**TRECHO DA PÁGINA:**
------------------------------------
Lalo Oliveira disse...

Ah... a nostalgia. rs
Pensei que a visão fosse mais ligada à memória.

Débora Francischini disse...

Quantos cheirinhos nossa memória guarda! São lembranças que por menor que seja, se sentimos um perfume seja bom ou não, lá vai nossa cabecinha funcionando de encontro ao passado, as lembranças acabam se tornando quase reais. E quando são lembranças boas então, ah... delícia de sentimento que nos faz seguir o cheiro, sentí-lo completamente...

Parabéns pelo belíssimo texto. Amei como você o conduzio, com belas palavras e sentimentos doces.

Thiago César Lima disse...

Otimo post!!
Eu sinto o cheiro até nos acontecimentos e nas emoções achava que era só comigo...!!

Fábio Flora disse...
------------------------------------
**LISTAGEM:**
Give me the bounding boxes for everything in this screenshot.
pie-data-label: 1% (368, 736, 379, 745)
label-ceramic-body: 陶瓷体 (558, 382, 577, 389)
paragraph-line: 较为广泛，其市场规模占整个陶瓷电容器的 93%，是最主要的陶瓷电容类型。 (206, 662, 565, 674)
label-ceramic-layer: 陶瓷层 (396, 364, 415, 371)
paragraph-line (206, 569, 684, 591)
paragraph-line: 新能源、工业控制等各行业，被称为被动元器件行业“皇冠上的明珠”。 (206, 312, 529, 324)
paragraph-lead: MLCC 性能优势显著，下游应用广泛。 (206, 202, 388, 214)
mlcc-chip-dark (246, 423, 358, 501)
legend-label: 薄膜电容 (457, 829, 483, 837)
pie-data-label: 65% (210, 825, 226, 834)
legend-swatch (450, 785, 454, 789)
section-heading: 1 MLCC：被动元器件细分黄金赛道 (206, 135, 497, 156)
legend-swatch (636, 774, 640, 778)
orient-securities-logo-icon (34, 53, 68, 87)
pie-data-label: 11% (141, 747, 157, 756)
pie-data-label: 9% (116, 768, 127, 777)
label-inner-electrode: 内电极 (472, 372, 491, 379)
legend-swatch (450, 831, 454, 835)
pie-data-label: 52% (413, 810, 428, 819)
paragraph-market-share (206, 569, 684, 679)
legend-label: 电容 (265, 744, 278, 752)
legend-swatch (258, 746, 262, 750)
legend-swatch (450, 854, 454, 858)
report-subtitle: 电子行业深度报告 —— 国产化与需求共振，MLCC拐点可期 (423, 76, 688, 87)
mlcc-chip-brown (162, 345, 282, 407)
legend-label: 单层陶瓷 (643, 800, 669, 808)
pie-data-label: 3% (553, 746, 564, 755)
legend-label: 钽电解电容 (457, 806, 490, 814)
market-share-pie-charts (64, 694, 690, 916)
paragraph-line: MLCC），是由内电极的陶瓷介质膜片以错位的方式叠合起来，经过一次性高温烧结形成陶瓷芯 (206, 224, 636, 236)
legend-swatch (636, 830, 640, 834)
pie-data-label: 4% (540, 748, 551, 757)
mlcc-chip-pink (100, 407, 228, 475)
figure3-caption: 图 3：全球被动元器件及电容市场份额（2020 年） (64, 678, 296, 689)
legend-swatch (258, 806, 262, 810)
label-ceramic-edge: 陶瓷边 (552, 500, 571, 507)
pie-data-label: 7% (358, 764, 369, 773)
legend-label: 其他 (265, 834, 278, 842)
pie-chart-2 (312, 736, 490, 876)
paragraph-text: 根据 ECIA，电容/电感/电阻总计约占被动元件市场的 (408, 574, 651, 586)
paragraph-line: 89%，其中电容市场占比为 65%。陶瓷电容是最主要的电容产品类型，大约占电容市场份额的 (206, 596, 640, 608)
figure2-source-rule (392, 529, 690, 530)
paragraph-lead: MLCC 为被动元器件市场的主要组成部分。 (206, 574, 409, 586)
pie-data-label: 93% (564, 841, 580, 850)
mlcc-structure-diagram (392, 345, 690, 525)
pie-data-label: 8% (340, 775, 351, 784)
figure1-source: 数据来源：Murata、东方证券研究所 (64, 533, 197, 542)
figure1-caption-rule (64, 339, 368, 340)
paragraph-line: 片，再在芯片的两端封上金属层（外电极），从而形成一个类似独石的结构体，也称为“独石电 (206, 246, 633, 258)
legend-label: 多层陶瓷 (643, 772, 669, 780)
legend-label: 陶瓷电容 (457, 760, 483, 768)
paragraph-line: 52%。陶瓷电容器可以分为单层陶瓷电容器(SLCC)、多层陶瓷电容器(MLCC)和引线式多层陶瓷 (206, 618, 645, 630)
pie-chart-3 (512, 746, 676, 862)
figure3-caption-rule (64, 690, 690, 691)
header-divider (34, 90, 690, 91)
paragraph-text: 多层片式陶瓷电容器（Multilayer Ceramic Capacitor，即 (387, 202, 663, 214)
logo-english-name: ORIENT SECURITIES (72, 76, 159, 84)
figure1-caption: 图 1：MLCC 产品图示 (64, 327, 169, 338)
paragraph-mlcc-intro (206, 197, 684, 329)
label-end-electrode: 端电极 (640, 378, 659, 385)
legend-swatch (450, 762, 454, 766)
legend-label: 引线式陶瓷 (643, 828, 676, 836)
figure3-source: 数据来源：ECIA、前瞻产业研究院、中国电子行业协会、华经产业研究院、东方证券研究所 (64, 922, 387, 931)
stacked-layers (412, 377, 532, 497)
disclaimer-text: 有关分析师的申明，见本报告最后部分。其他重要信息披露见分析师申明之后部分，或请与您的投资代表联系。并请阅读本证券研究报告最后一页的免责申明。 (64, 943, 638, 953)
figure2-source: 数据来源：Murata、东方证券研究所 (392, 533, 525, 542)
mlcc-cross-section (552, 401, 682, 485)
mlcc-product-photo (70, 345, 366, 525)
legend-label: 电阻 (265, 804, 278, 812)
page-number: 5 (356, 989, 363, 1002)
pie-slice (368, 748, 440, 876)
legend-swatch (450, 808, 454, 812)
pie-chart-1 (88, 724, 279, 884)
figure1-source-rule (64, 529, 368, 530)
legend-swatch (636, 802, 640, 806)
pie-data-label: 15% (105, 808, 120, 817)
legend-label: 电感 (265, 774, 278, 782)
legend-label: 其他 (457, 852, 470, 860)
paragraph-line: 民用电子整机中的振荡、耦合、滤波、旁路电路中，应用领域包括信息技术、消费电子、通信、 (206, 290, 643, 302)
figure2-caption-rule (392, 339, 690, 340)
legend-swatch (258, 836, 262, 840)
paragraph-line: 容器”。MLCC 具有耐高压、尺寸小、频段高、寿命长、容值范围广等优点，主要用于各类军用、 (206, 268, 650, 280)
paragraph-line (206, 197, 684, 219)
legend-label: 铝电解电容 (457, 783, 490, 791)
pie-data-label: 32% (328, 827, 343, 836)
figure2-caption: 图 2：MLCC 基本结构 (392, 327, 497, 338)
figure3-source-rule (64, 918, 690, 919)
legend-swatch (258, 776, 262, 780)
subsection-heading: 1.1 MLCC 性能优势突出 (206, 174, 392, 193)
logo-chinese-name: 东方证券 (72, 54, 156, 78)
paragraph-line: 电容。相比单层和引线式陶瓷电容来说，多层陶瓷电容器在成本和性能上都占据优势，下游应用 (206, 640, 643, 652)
------------------------------------
Resuma o trecho da página em exatamente duas frases.

**RESPOSTA:**
No trecho da página, Lalo Oliveira fala da nostalgia e diz que pensava que a visão fosse mais ligada à memória. Já Débora Francischini afirma que a memória guarda muitos cheiros, capazes de levar ao passado e de tornar as lembranças quase reais, e elogia o texto, enquanto Thiago César Lima chama o post de ótimo e diz sentir o cheiro até nos acontecimentos e nas emoções.